§ Data for this task
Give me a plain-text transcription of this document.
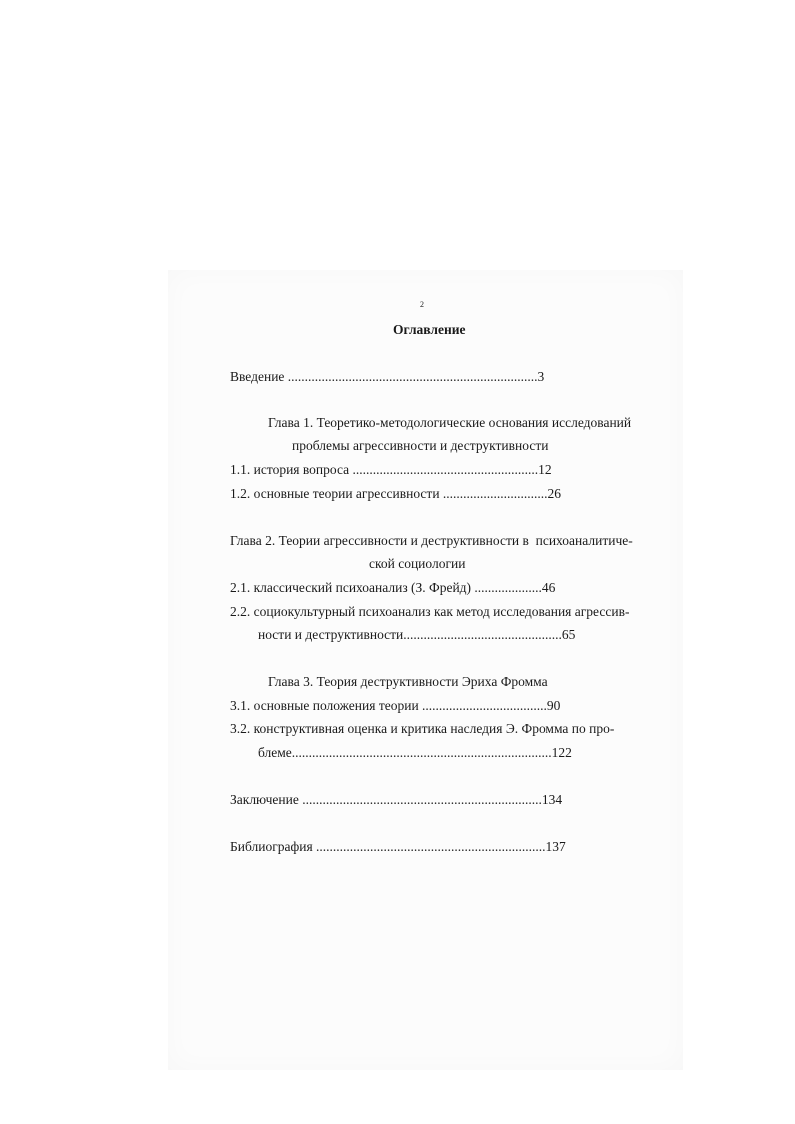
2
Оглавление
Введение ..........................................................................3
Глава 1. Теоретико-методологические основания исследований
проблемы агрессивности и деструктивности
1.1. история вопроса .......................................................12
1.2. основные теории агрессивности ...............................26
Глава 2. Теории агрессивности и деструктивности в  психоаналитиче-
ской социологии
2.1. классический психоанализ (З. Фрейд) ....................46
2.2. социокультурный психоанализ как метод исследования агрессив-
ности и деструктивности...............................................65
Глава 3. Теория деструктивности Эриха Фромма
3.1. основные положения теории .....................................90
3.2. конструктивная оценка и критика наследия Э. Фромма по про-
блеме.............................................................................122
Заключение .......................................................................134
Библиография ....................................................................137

§ What the task requires
Working from the lines above, reproduce the material exactly and exclude its pictures.

§ Reply
Give me a plain-text transcription of this document.
2
Оглавление
Введение ..........................................................................3
Глава 1. Теоретико-методологические основания исследований
проблемы агрессивности и деструктивности
1.1. история вопроса .......................................................12
1.2. основные теории агрессивности ...............................26
Глава 2. Теории агрессивности и деструктивности в  психоаналитиче-
ской социологии
2.1. классический психоанализ (З. Фрейд) ....................46
2.2. социокультурный психоанализ как метод исследования агрессив-
ности и деструктивности...............................................65
Глава 3. Теория деструктивности Эриха Фромма
3.1. основные положения теории .....................................90
3.2. конструктивная оценка и критика наследия Э. Фромма по про-
блеме.............................................................................122
Заключение .......................................................................134
Библиография ....................................................................137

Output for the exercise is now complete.